[Data records]

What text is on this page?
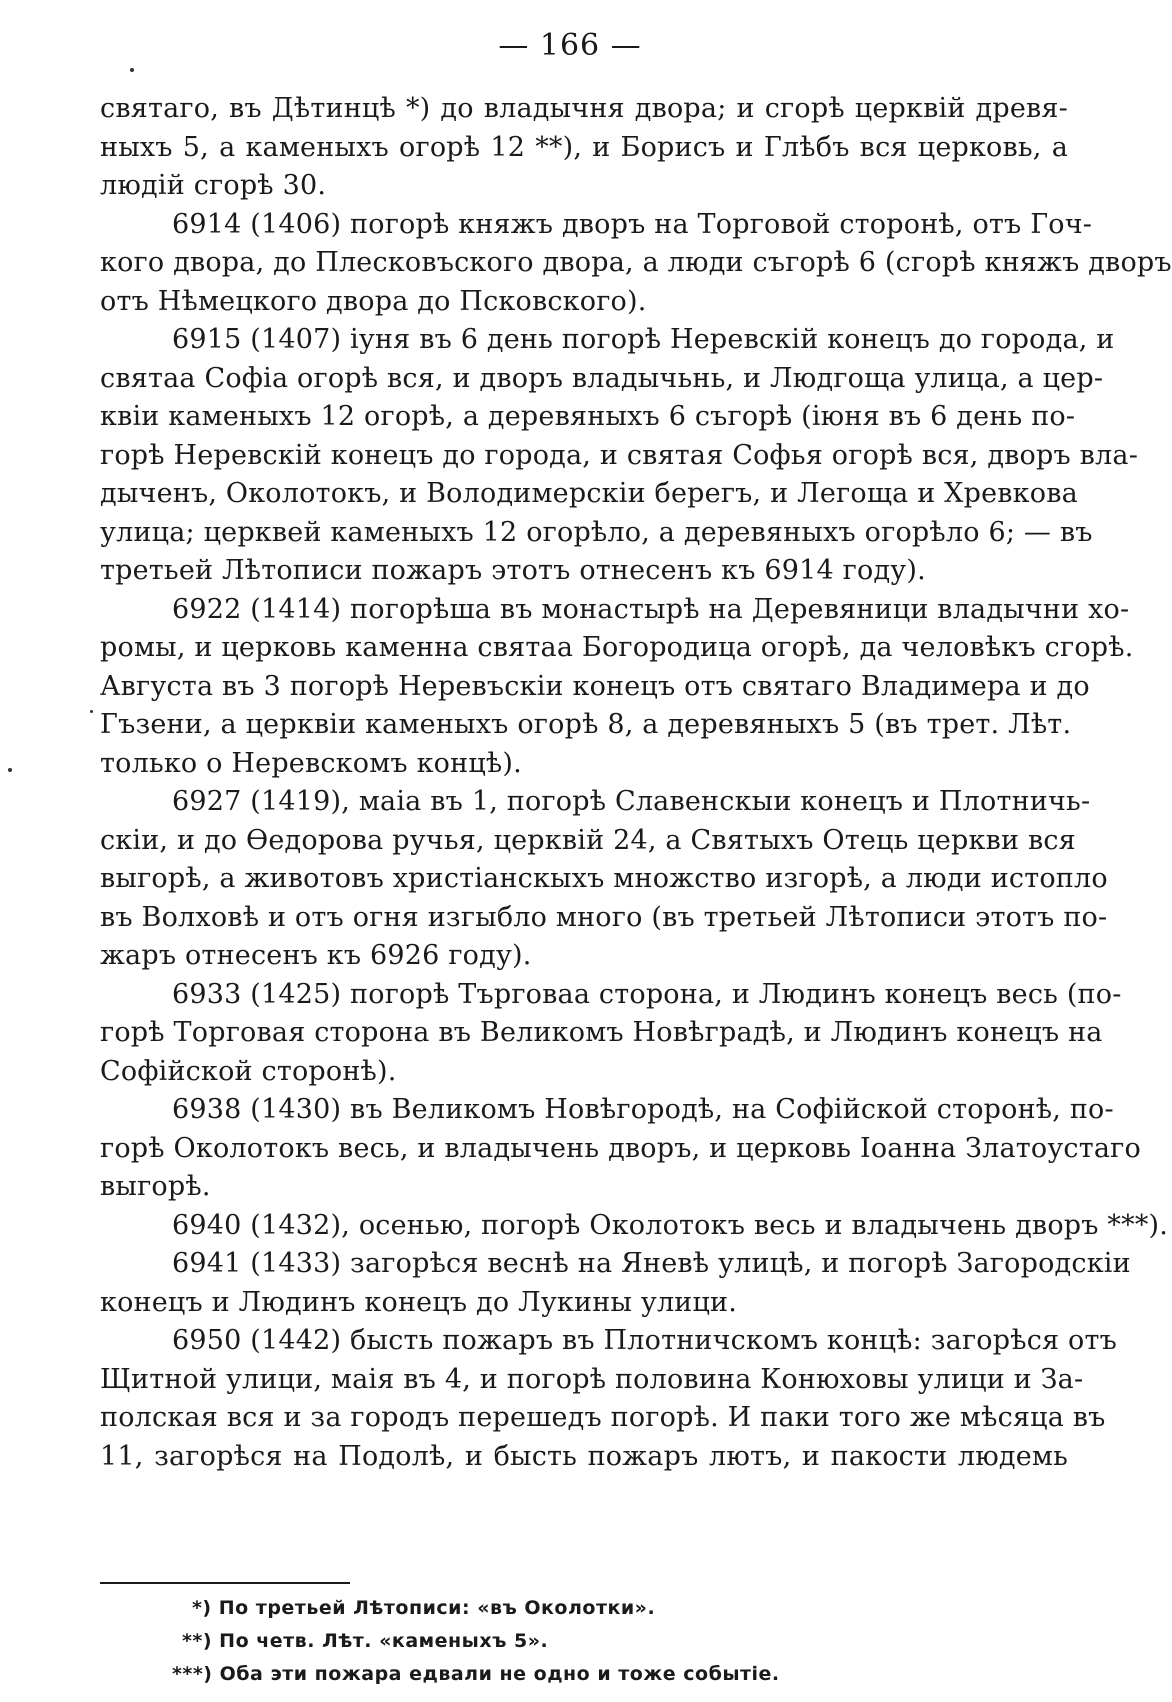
— 166 —
святаго, въ Дѣтинцѣ *) до владычня двора; и сгорѣ церквій древя-
ныхъ 5, а каменыхъ огорѣ 12 **), и Борисъ и Глѣбъ вся церковь, а
людій сгорѣ 30.
6914 (1406) погорѣ княжъ дворъ на Торговой сторонѣ, отъ Гоч-
кого двора, до Плесковъского двора, а люди съгорѣ 6 (сгорѣ княжъ дворъ
отъ Нѣмецкого двора до Псковского).
6915 (1407) іуня въ 6 день погорѣ Неревскій конецъ до города, и
святаа Софіа огорѣ вся, и дворъ владычьнь, и Людгоща улица, а цер-
квіи каменыхъ 12 огорѣ, а деревяныхъ 6 съгорѣ (іюня въ 6 день по-
горѣ Неревскій конецъ до города, и святая Софья огорѣ вся, дворъ вла-
дыченъ, Околотокъ, и Володимерскіи берегъ, и Легоща и Хревкова
улица; церквей каменыхъ 12 огорѣло, а деревяныхъ огорѣло 6; — въ
третьей Лѣтописи пожаръ этотъ отнесенъ къ 6914 году).
6922 (1414) погорѣша въ монастырѣ на Деревяници владычни хо-
ромы, и церковь каменна святаа Богородица огорѣ, да человѣкъ сгорѣ.
Августа въ 3 погорѣ Неревъскіи конецъ отъ святаго Владимера и до
Гъзени, а церквіи каменыхъ огорѣ 8, а деревяныхъ 5 (въ трет. Лѣт.
только о Неревскомъ концѣ).
6927 (1419), маіа въ 1, погорѣ Славенскыи конецъ и Плотничь-
скіи, и до Ѳедорова ручья, церквій 24, а Святыхъ Отець церкви вся
выгорѣ, а животовъ христіанскыхъ множство изгорѣ, а люди истопло
въ Волховѣ и отъ огня изгыбло много (въ третьей Лѣтописи этотъ по-
жаръ отнесенъ къ 6926 году).
6933 (1425) погорѣ Търговаа сторона, и Людинъ конецъ весь (по-
горѣ Торговая сторона въ Великомъ Новѣградѣ, и Людинъ конецъ на
Софійской сторонѣ).
6938 (1430) въ Великомъ Новѣгородѣ, на Софійской сторонѣ, по-
горѣ Околотокъ весь, и владычень дворъ, и церковь Іоанна Златоустаго
выгорѣ.
6940 (1432), осенью, погорѣ Околотокъ весь и владычень дворъ ***).
6941 (1433) загорѣся веснѣ на Яневѣ улицѣ, и погорѣ Загородскіи
конецъ и Людинъ конецъ до Лукины улици.
6950 (1442) бысть пожаръ въ Плотничскомъ концѣ: загорѣся отъ
Щитной улици, маія въ 4, и погорѣ половина Конюховы улици и За-
полская вся и за городъ перешедъ погорѣ. И паки того же мѣсяца въ
11, загорѣся на Подолѣ, и бысть пожаръ лютъ, и пакости людемь
*) По третьей Лѣтописи: «въ Околотки».
**) По четв. Лѣт. «каменыхъ 5».
***) Оба эти пожара едвали не одно и тоже событіе.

■ Task details: Transcribe the full listing character for character. Pictures are excluded.

■ Correct response:
What text is on this page?
— 166 —
святаго, въ Дѣтинцѣ *) до владычня двора; и сгорѣ церквій древя-
ныхъ 5, а каменыхъ огорѣ 12 **), и Борисъ и Глѣбъ вся церковь, а
людій сгорѣ 30.
6914 (1406) погорѣ княжъ дворъ на Торговой сторонѣ, отъ Гоч-
кого двора, до Плесковъского двора, а люди съгорѣ 6 (сгорѣ княжъ дворъ
отъ Нѣмецкого двора до Псковского).
6915 (1407) іуня въ 6 день погорѣ Неревскій конецъ до города, и
святаа Софіа огорѣ вся, и дворъ владычьнь, и Людгоща улица, а цер-
квіи каменыхъ 12 огорѣ, а деревяныхъ 6 съгорѣ (іюня въ 6 день по-
горѣ Неревскій конецъ до города, и святая Софья огорѣ вся, дворъ вла-
дыченъ, Околотокъ, и Володимерскіи берегъ, и Легоща и Хревкова
улица; церквей каменыхъ 12 огорѣло, а деревяныхъ огорѣло 6; — въ
третьей Лѣтописи пожаръ этотъ отнесенъ къ 6914 году).
6922 (1414) погорѣша въ монастырѣ на Деревяници владычни хо-
ромы, и церковь каменна святаа Богородица огорѣ, да человѣкъ сгорѣ.
Августа въ 3 погорѣ Неревъскіи конецъ отъ святаго Владимера и до
Гъзени, а церквіи каменыхъ огорѣ 8, а деревяныхъ 5 (въ трет. Лѣт.
только о Неревскомъ концѣ).
6927 (1419), маіа въ 1, погорѣ Славенскыи конецъ и Плотничь-
скіи, и до Ѳедорова ручья, церквій 24, а Святыхъ Отець церкви вся
выгорѣ, а животовъ христіанскыхъ множство изгорѣ, а люди истопло
въ Волховѣ и отъ огня изгыбло много (въ третьей Лѣтописи этотъ по-
жаръ отнесенъ къ 6926 году).
6933 (1425) погорѣ Търговаа сторона, и Людинъ конецъ весь (по-
горѣ Торговая сторона въ Великомъ Новѣградѣ, и Людинъ конецъ на
Софійской сторонѣ).
6938 (1430) въ Великомъ Новѣгородѣ, на Софійской сторонѣ, по-
горѣ Околотокъ весь, и владычень дворъ, и церковь Іоанна Златоустаго
выгорѣ.
6940 (1432), осенью, погорѣ Околотокъ весь и владычень дворъ ***).
6941 (1433) загорѣся веснѣ на Яневѣ улицѣ, и погорѣ Загородскіи
конецъ и Людинъ конецъ до Лукины улици.
6950 (1442) бысть пожаръ въ Плотничскомъ концѣ: загорѣся отъ
Щитной улици, маія въ 4, и погорѣ половина Конюховы улици и За-
полская вся и за городъ перешедъ погорѣ. И паки того же мѣсяца въ
11, загорѣся на Подолѣ, и бысть пожаръ лютъ, и пакости людемь
*) По третьей Лѣтописи: «въ Околотки».
**) По четв. Лѣт. «каменыхъ 5».
***) Оба эти пожара едвали не одно и тоже событіе.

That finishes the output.